═══ AVAILABLE RECORDS ═══
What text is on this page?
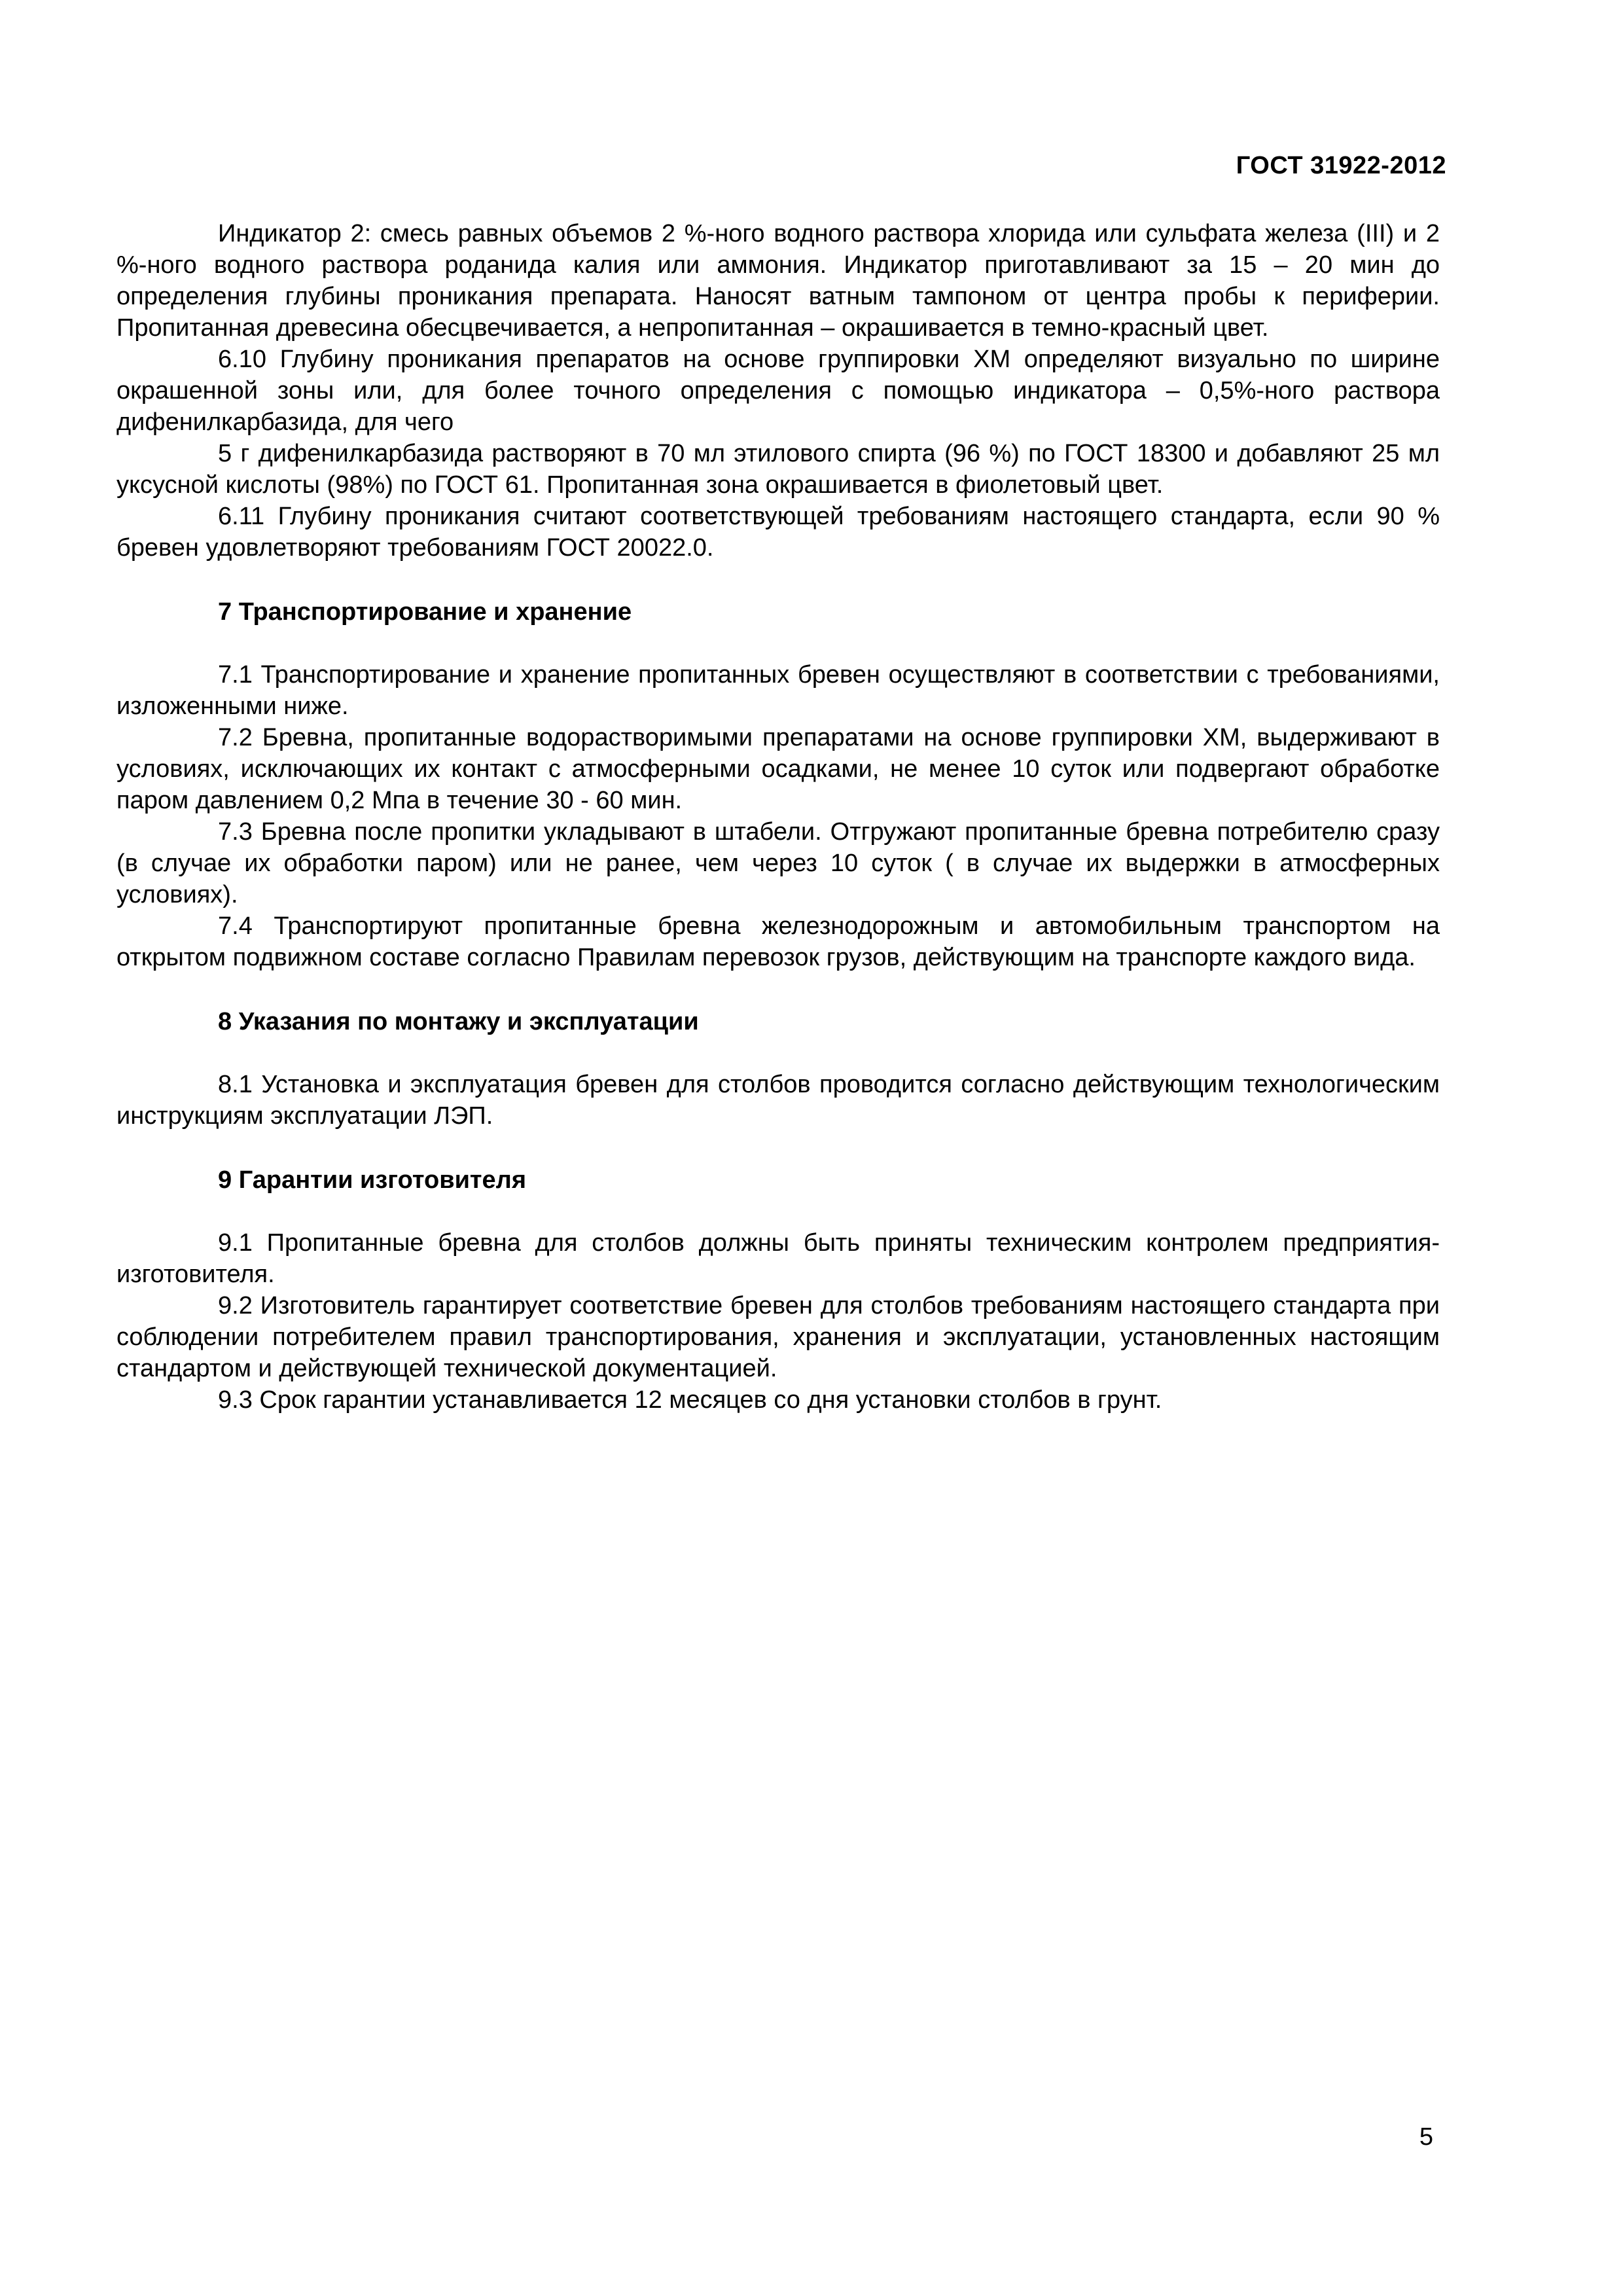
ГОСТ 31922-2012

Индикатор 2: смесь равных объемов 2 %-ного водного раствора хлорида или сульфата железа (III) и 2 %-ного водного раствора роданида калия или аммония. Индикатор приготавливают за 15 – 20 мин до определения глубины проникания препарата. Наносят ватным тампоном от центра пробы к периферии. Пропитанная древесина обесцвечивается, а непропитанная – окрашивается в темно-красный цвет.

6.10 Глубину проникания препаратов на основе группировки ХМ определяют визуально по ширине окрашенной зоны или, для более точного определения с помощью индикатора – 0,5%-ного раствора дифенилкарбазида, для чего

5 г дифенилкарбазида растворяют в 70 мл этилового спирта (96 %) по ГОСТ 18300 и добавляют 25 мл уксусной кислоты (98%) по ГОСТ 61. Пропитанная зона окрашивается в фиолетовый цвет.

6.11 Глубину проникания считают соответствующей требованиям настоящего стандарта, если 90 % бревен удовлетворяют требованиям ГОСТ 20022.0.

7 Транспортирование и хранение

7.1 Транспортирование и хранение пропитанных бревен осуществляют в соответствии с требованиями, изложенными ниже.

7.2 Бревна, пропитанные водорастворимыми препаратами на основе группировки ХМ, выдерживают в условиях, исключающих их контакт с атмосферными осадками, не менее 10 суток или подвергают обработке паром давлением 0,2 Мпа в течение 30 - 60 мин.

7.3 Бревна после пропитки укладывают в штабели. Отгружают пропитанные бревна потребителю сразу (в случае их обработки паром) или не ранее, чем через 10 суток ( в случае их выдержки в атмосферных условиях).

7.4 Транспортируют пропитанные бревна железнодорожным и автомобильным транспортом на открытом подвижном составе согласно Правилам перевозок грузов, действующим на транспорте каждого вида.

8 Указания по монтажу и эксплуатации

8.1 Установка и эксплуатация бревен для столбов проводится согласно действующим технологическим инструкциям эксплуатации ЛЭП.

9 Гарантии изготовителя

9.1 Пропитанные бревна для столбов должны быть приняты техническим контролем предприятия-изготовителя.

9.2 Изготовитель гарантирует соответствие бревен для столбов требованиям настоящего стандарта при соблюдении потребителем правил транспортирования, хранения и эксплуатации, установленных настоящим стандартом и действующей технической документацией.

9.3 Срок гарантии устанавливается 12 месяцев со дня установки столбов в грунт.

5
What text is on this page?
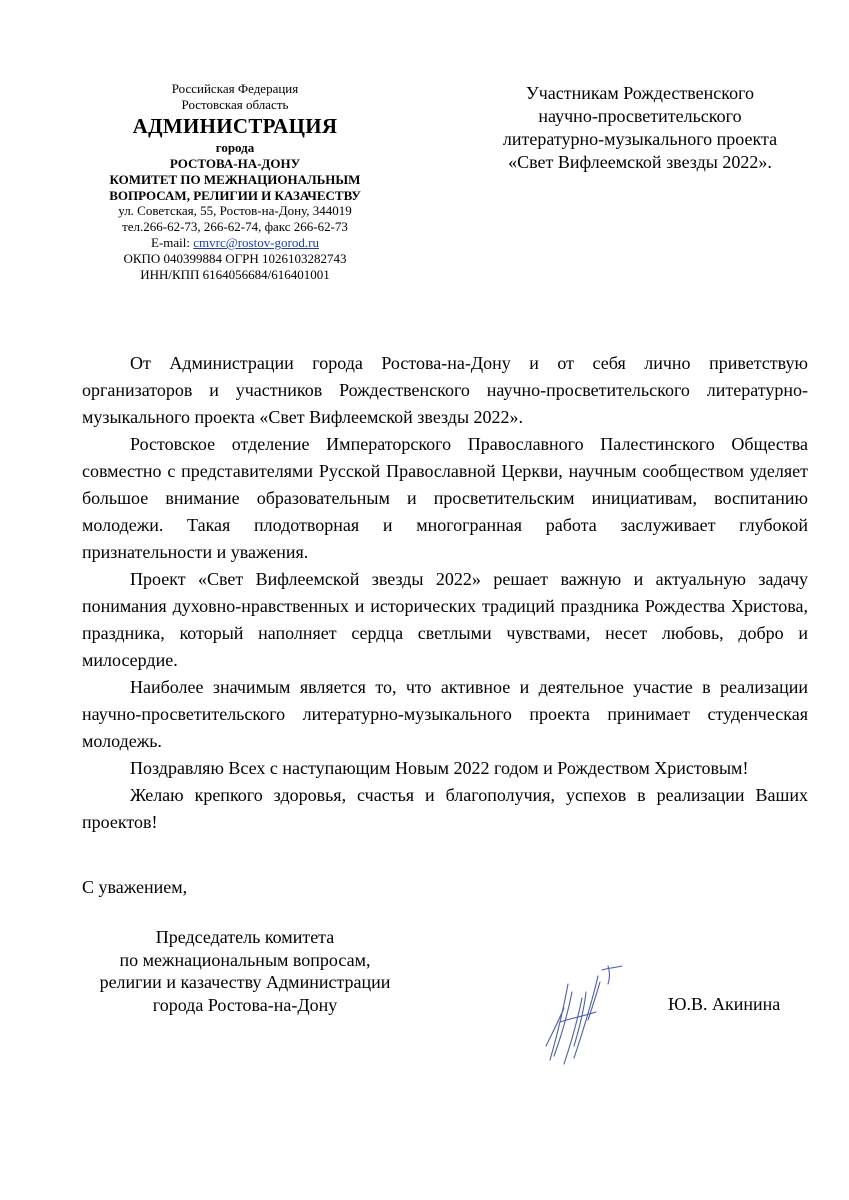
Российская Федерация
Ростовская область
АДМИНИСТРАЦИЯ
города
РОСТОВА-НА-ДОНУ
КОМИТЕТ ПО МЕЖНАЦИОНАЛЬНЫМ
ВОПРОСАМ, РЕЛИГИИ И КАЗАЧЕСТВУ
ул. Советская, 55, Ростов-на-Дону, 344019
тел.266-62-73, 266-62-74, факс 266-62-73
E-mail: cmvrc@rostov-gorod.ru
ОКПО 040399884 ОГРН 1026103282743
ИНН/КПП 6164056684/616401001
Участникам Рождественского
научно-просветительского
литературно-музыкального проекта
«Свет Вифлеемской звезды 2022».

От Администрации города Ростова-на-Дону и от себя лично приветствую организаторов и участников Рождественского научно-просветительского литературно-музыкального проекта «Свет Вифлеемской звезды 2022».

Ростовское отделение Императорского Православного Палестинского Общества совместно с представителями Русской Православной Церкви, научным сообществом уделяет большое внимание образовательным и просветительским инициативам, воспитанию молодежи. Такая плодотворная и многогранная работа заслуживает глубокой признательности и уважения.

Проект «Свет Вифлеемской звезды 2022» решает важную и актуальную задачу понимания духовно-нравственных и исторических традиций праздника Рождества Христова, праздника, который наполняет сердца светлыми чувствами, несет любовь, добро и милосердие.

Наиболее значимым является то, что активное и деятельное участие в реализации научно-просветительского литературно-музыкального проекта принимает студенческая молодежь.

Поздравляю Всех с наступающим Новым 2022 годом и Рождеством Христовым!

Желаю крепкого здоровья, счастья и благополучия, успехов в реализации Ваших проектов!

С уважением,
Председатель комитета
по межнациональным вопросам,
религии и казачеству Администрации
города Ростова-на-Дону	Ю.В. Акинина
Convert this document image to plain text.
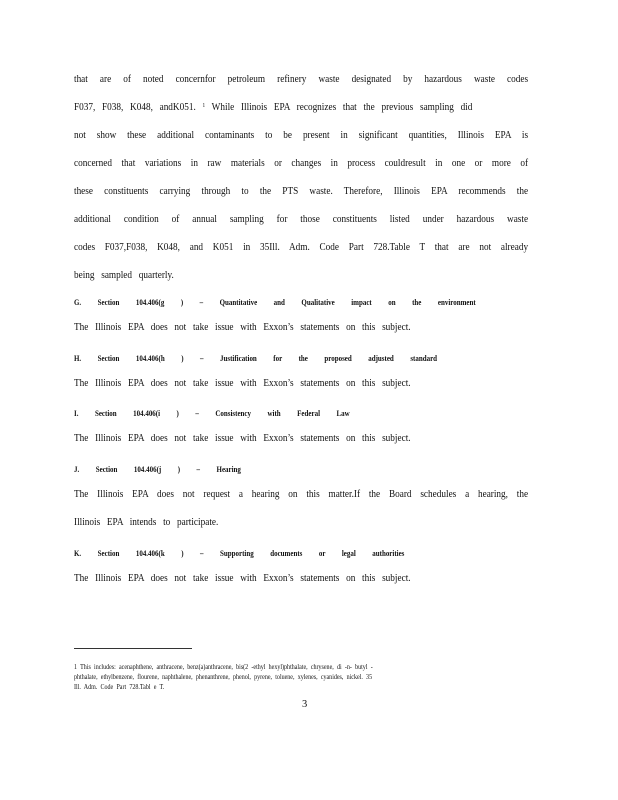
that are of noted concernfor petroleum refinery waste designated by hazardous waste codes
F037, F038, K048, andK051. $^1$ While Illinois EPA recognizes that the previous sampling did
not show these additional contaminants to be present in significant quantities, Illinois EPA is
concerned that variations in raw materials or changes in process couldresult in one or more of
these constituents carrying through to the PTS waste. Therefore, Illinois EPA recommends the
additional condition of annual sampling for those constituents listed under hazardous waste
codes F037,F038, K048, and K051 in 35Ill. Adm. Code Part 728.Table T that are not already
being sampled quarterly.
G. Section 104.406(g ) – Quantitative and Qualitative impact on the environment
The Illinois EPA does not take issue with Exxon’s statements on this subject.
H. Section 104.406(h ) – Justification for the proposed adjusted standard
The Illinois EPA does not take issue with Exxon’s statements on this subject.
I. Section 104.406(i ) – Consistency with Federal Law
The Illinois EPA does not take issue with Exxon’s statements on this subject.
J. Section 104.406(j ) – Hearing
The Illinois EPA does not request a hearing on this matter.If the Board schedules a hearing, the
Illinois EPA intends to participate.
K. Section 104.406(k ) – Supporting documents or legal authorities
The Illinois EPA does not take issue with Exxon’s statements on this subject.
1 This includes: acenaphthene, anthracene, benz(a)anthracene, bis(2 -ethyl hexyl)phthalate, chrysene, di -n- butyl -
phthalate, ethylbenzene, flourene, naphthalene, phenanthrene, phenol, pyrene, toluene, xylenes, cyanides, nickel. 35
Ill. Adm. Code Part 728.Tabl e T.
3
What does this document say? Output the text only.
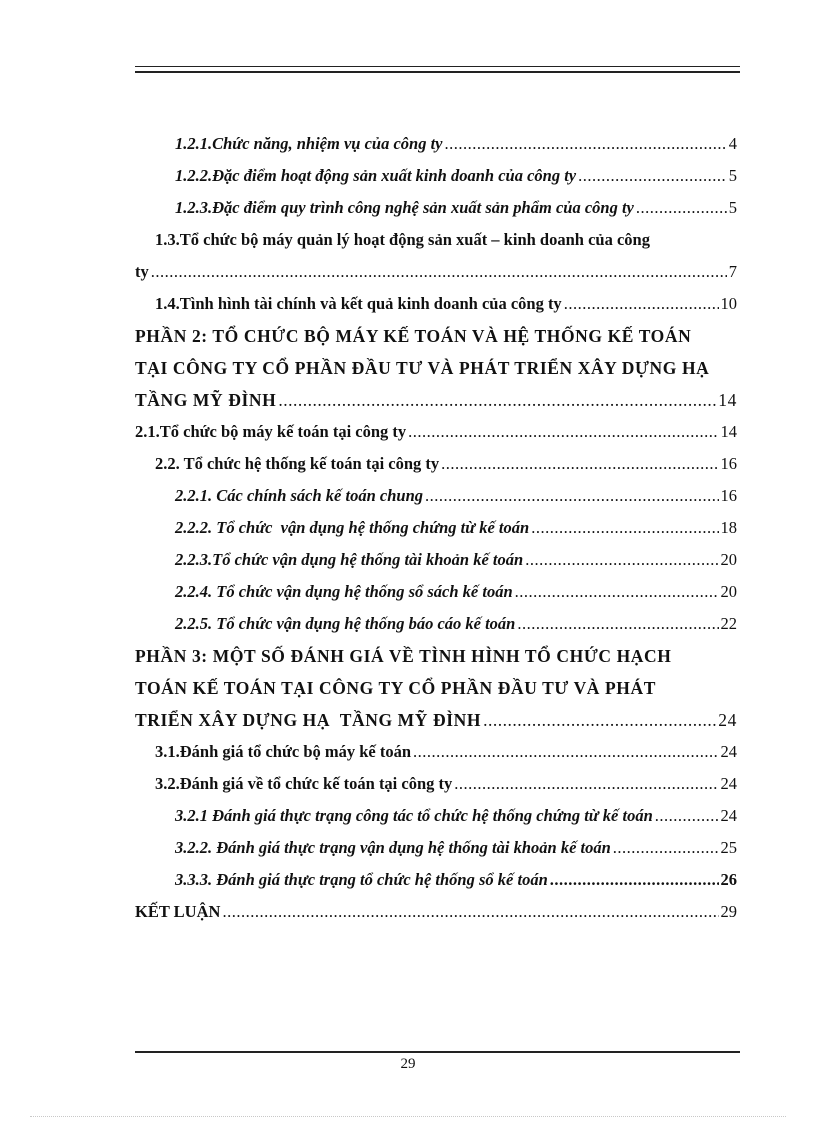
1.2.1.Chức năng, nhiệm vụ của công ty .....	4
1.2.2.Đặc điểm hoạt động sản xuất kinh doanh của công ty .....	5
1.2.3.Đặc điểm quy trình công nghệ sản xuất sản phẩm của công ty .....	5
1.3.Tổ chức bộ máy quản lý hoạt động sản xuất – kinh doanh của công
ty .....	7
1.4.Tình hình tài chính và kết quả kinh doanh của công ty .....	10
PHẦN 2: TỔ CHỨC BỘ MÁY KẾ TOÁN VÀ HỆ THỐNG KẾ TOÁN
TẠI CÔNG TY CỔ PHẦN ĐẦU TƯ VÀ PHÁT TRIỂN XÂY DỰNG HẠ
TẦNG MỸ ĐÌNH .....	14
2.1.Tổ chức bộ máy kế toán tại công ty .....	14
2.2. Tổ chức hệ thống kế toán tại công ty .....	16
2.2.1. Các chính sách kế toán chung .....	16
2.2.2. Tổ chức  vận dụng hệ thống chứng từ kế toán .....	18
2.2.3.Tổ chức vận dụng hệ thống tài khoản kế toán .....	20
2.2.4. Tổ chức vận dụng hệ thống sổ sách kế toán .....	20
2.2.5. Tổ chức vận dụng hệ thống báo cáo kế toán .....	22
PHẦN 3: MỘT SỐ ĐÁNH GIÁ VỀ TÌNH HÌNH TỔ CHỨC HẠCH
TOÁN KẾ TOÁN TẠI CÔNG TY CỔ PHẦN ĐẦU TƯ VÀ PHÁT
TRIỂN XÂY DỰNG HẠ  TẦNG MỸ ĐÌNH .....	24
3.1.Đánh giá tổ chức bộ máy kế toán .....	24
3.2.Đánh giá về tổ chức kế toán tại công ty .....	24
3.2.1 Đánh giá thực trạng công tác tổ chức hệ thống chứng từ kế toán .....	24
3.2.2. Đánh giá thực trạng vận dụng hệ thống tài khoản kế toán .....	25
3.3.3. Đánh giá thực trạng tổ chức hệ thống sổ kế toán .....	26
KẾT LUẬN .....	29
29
═══
Go through the material line by line. Show each line that contains the string "научно".

научно-просветительского
От Администрации города Ростова-на-Дону и от себя лично приветствую организаторов и участников Рождественского научно-просветительского литературно-музыкального проекта «Свет Вифлеемской звезды 2022».
Наиболее значимым является то, что активное и деятельное участие в реализации научно-просветительского литературно-музыкального проекта принимает студенческая молодежь.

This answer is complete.